**The exercise:** Answer with one number: the count of lines in the listing below that hold the word "Money".

◆ ◆ ◆ ◆ ◆

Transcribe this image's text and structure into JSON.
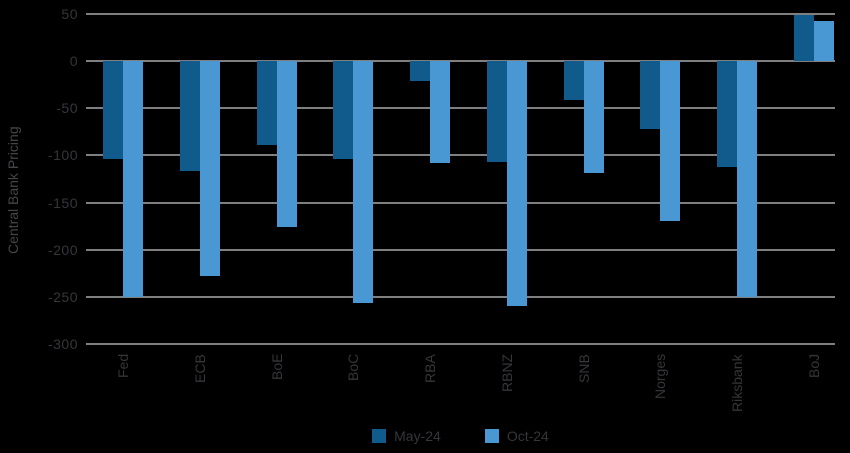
{
  "chart_data": {
    "type": "bar",
    "title": "",
    "xlabel": "",
    "ylabel": "Central Bank Pricing",
    "categories": [
      "Fed",
      "ECB",
      "BoE",
      "BoC",
      "RBA",
      "RBNZ",
      "SNB",
      "Norges",
      "Riksbank",
      "BoJ"
    ],
    "series": [
      {
        "name": "May-24",
        "color": "#115a8c",
        "values": [
          -104,
          -116,
          -89,
          -104,
          -21,
          -107,
          -41,
          -72,
          -112,
          49
        ]
      },
      {
        "name": "Oct-24",
        "color": "#4a98d3",
        "values": [
          -250,
          -228,
          -176,
          -257,
          -108,
          -260,
          -119,
          -170,
          -250,
          43
        ]
      }
    ],
    "yticks": [
      50,
      0,
      -50,
      -100,
      -150,
      -200,
      -250,
      -300
    ],
    "ylim": [
      -300,
      50
    ],
    "grid": true,
    "legend_position": "bottom",
    "colors": {
      "background": "#000000",
      "gridline": "#7f7f7f",
      "tick_text": "#35363a",
      "axis_title_text": "#44454a"
    }
  }
}
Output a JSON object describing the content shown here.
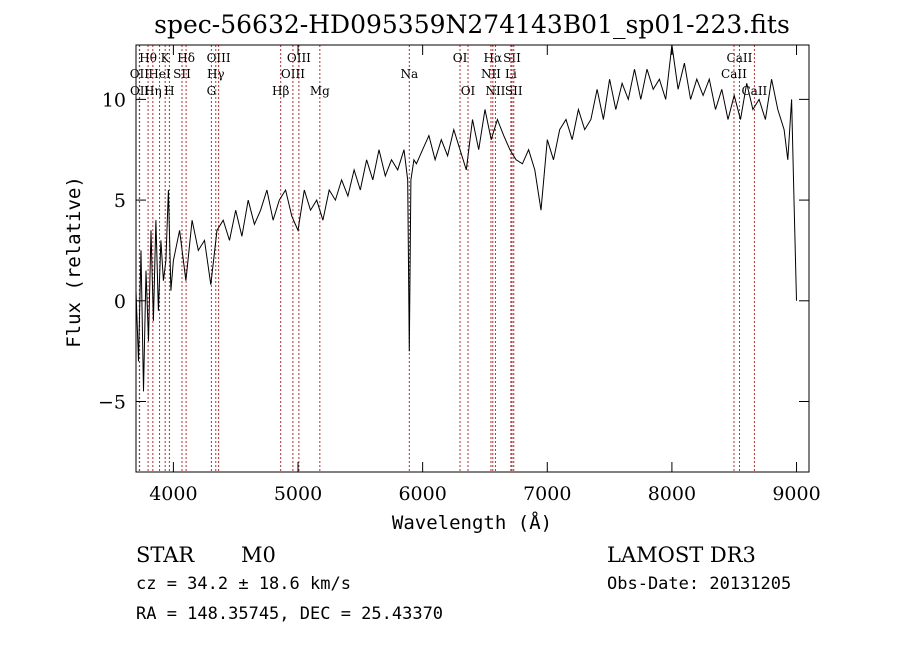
{
  "chart_data": {
    "type": "line",
    "title": "spec-56632-HD095359N274143B01_sp01-223.fits",
    "xlabel": "Wavelength (Å)",
    "ylabel": "Flux (relative)",
    "xlim": [
      3700,
      9100
    ],
    "ylim": [
      -8.5,
      12.7
    ],
    "x_ticks": [
      4000,
      5000,
      6000,
      7000,
      8000,
      9000
    ],
    "x_tick_labels": [
      "4000",
      "5000",
      "6000",
      "7000",
      "8000",
      "9000"
    ],
    "y_ticks": [
      -5,
      0,
      5,
      10
    ],
    "y_tick_labels": [
      "−5",
      "0",
      "5",
      "10"
    ],
    "series": [
      {
        "name": "flux",
        "x": [
          3700,
          3720,
          3740,
          3760,
          3780,
          3800,
          3820,
          3840,
          3860,
          3880,
          3900,
          3920,
          3940,
          3960,
          3980,
          4000,
          4050,
          4100,
          4150,
          4200,
          4250,
          4300,
          4350,
          4400,
          4450,
          4500,
          4550,
          4600,
          4650,
          4700,
          4750,
          4800,
          4850,
          4900,
          4950,
          5000,
          5050,
          5100,
          5150,
          5200,
          5250,
          5300,
          5350,
          5400,
          5450,
          5500,
          5550,
          5600,
          5650,
          5700,
          5750,
          5800,
          5850,
          5880,
          5893,
          5906,
          5930,
          5950,
          6000,
          6050,
          6100,
          6150,
          6200,
          6250,
          6300,
          6350,
          6400,
          6450,
          6500,
          6550,
          6600,
          6650,
          6700,
          6750,
          6800,
          6850,
          6900,
          6950,
          7000,
          7050,
          7100,
          7150,
          7200,
          7250,
          7300,
          7350,
          7400,
          7450,
          7500,
          7550,
          7600,
          7650,
          7700,
          7750,
          7800,
          7850,
          7900,
          7950,
          8000,
          8050,
          8100,
          8150,
          8200,
          8250,
          8300,
          8350,
          8400,
          8450,
          8500,
          8550,
          8600,
          8650,
          8700,
          8750,
          8800,
          8850,
          8900,
          8930,
          8960,
          8980,
          9000
        ],
        "y": [
          0.5,
          -3.0,
          2.5,
          -4.5,
          1.5,
          -2.0,
          3.5,
          -1.0,
          4.0,
          -0.5,
          3.0,
          1.0,
          2.0,
          5.5,
          0.5,
          2.0,
          3.5,
          1.0,
          4.0,
          2.5,
          3.0,
          0.8,
          3.5,
          4.0,
          3.0,
          4.5,
          3.2,
          5.0,
          3.8,
          4.5,
          5.5,
          4.0,
          5.0,
          5.5,
          4.2,
          3.5,
          5.5,
          4.5,
          5.0,
          4.0,
          5.5,
          5.0,
          6.0,
          5.2,
          6.5,
          5.5,
          7.0,
          6.0,
          7.5,
          6.2,
          7.0,
          6.5,
          7.5,
          6.0,
          -2.5,
          6.0,
          7.0,
          6.8,
          7.5,
          8.2,
          7.0,
          8.0,
          7.2,
          8.5,
          7.5,
          6.5,
          9.0,
          7.5,
          9.5,
          8.0,
          9.0,
          8.2,
          7.5,
          7.0,
          6.8,
          7.5,
          6.5,
          4.5,
          8.0,
          7.0,
          8.5,
          9.0,
          8.0,
          9.5,
          8.5,
          9.0,
          10.5,
          9.0,
          11.0,
          9.5,
          10.8,
          10.0,
          11.5,
          10.0,
          11.5,
          10.5,
          11.0,
          10.0,
          12.7,
          10.5,
          11.8,
          10.0,
          11.0,
          10.2,
          11.0,
          9.5,
          10.5,
          9.0,
          10.2,
          9.0,
          10.8,
          9.5,
          10.0,
          9.0,
          11.0,
          9.5,
          8.5,
          7.0,
          10.0,
          5.0,
          0.0
        ]
      }
    ],
    "annotation_lines": [
      {
        "name": "Hθ",
        "x": 3797,
        "row": 1
      },
      {
        "name": "OII",
        "x": 3727,
        "row": 2
      },
      {
        "name": "OII",
        "x": 3729,
        "row": 3
      },
      {
        "name": "K",
        "x": 3934,
        "row": 1
      },
      {
        "name": "H",
        "x": 3968,
        "row": 3
      },
      {
        "name": "Hη",
        "x": 3835,
        "row": 3
      },
      {
        "name": "HeI",
        "x": 3889,
        "row": 2
      },
      {
        "name": "SII",
        "x": 4069,
        "row": 2
      },
      {
        "name": "Hδ",
        "x": 4102,
        "row": 1
      },
      {
        "name": "OIII",
        "x": 4363,
        "row": 1
      },
      {
        "name": "Hγ",
        "x": 4340,
        "row": 2
      },
      {
        "name": "G",
        "x": 4305,
        "row": 3
      },
      {
        "name": "Hβ",
        "x": 4861,
        "row": 3
      },
      {
        "name": "OIII",
        "x": 5007,
        "row": 1
      },
      {
        "name": "OIII",
        "x": 4959,
        "row": 2
      },
      {
        "name": "Mg",
        "x": 5175,
        "row": 3
      },
      {
        "name": "Na",
        "x": 5893,
        "row": 2
      },
      {
        "name": "OI",
        "x": 6300,
        "row": 1
      },
      {
        "name": "OI",
        "x": 6364,
        "row": 3
      },
      {
        "name": "Hα",
        "x": 6563,
        "row": 1
      },
      {
        "name": "NII",
        "x": 6548,
        "row": 2
      },
      {
        "name": "NII",
        "x": 6584,
        "row": 3
      },
      {
        "name": "SII",
        "x": 6717,
        "row": 1
      },
      {
        "name": "Li",
        "x": 6708,
        "row": 2
      },
      {
        "name": "SII",
        "x": 6731,
        "row": 3
      },
      {
        "name": "CaII",
        "x": 8542,
        "row": 1
      },
      {
        "name": "CaII",
        "x": 8498,
        "row": 2
      },
      {
        "name": "CaII",
        "x": 8662,
        "row": 3
      }
    ]
  },
  "info": {
    "class": "STAR",
    "subclass": "M0",
    "survey": "LAMOST DR3",
    "cz": "cz = 34.2 ± 18.6 km/s",
    "obs_date": "Obs-Date: 20131205",
    "coords": "RA = 148.35745, DEC =  25.43370"
  }
}
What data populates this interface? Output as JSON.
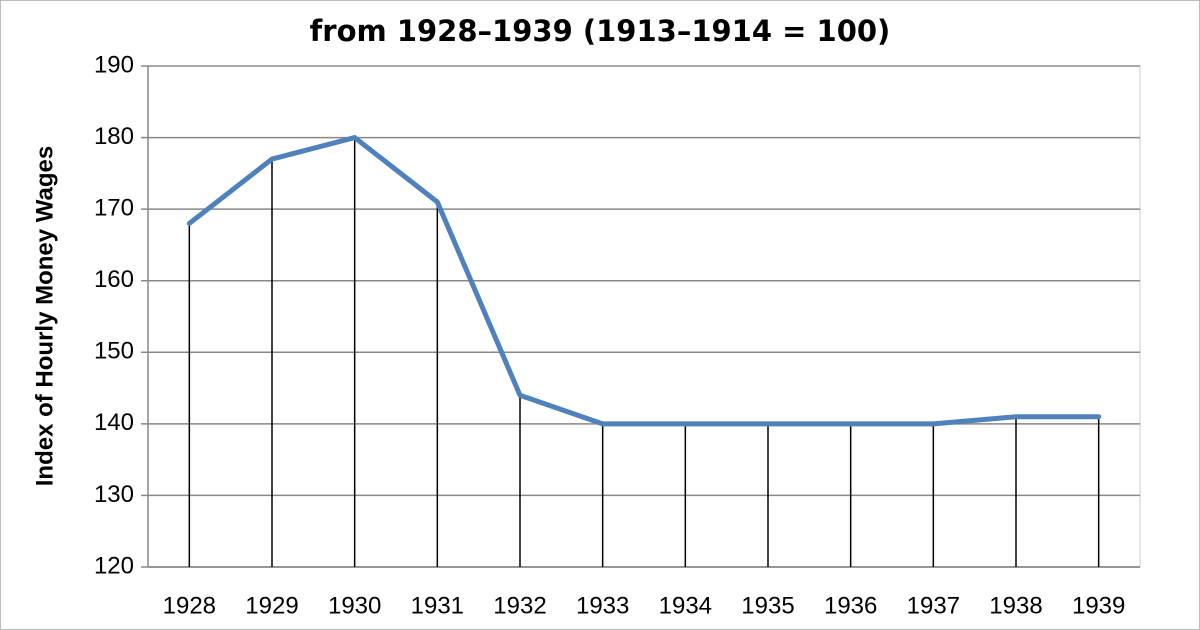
{
  "chart_data": {
    "type": "line",
    "title": "from 1928–1939 (1913–1914 = 100)",
    "y_label": "Index of  Hourly Money Wages",
    "categories": [
      "1928",
      "1929",
      "1930",
      "1931",
      "1932",
      "1933",
      "1934",
      "1935",
      "1936",
      "1937",
      "1938",
      "1939"
    ],
    "series": [
      {
        "name": "Index of Hourly Money Wages",
        "color": "#4f81bd",
        "values": [
          168,
          177,
          180,
          171,
          144,
          140,
          140,
          140,
          140,
          140,
          141,
          141
        ]
      }
    ],
    "ylim": [
      120,
      190
    ],
    "yticks": [
      120,
      130,
      140,
      150,
      160,
      170,
      180,
      190
    ],
    "grid": true,
    "drop_lines": true
  }
}
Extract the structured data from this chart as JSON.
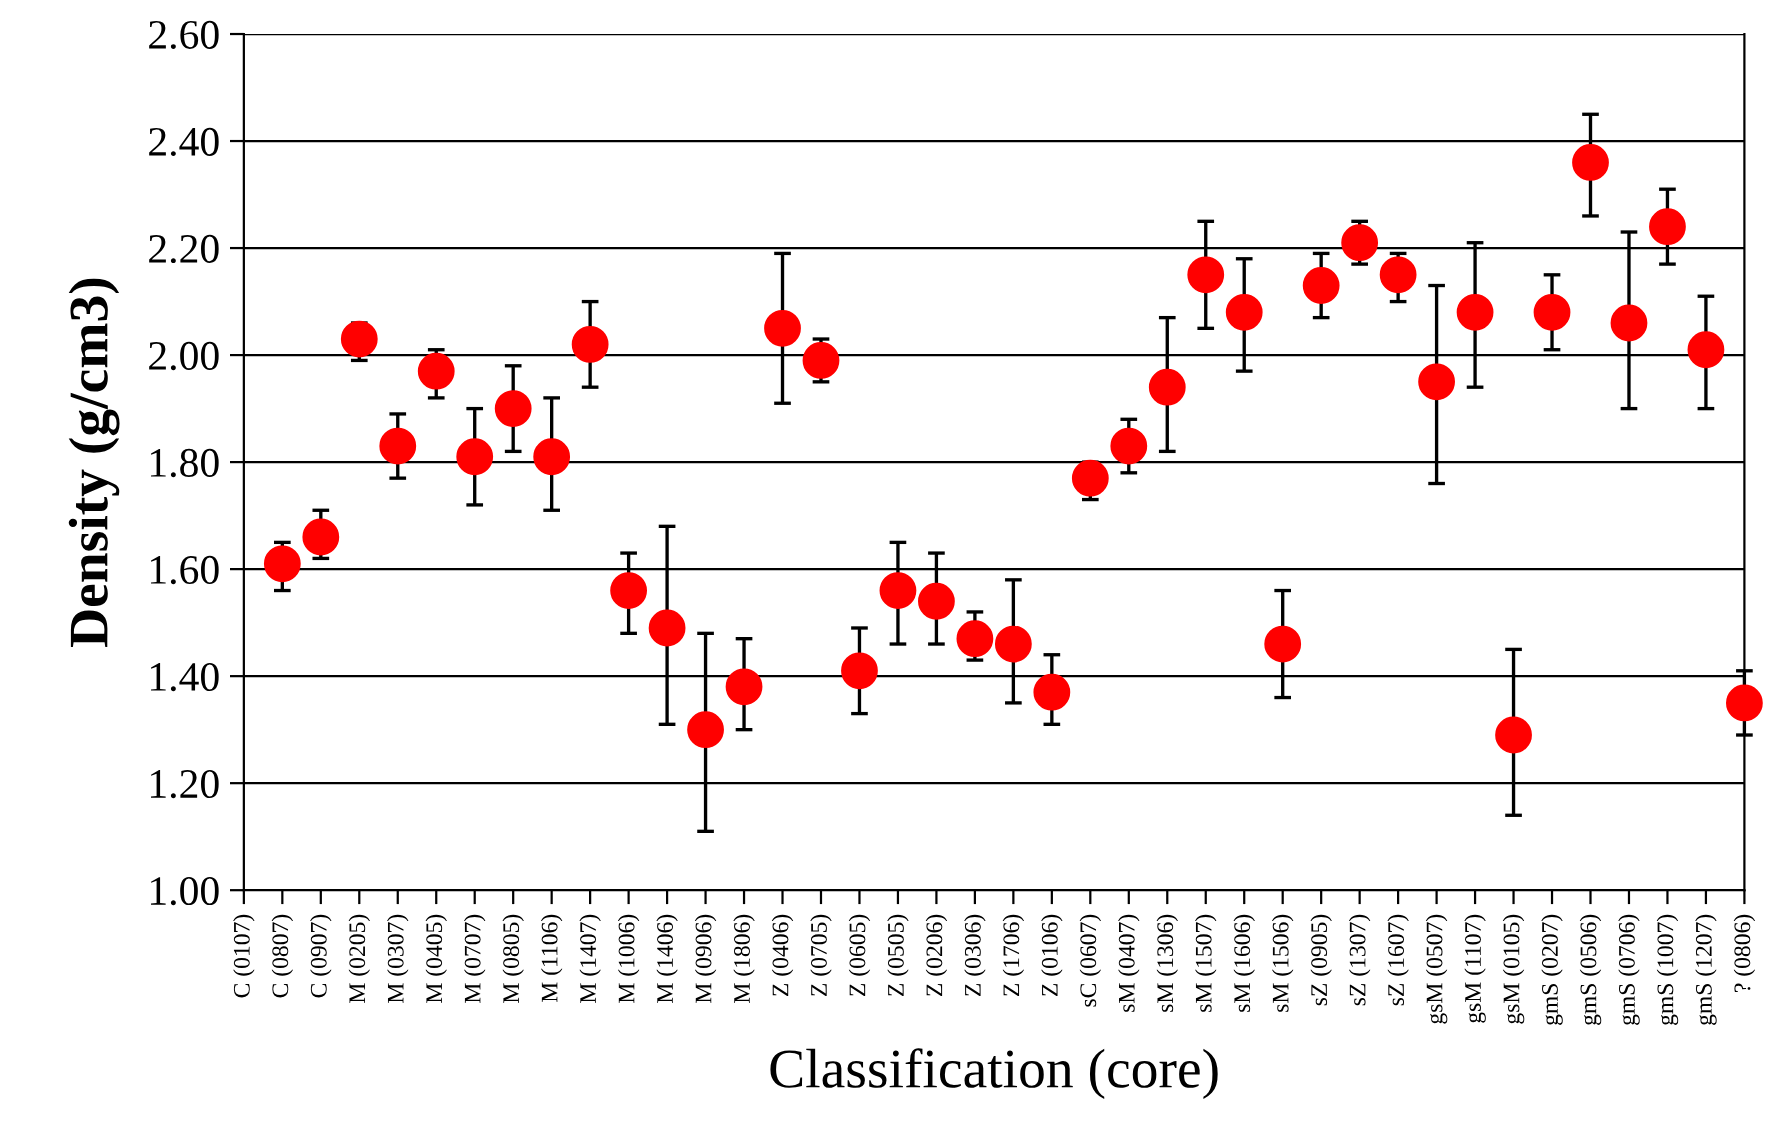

◆ ◆ ◆ ◆ ◆

**Task solution:** 2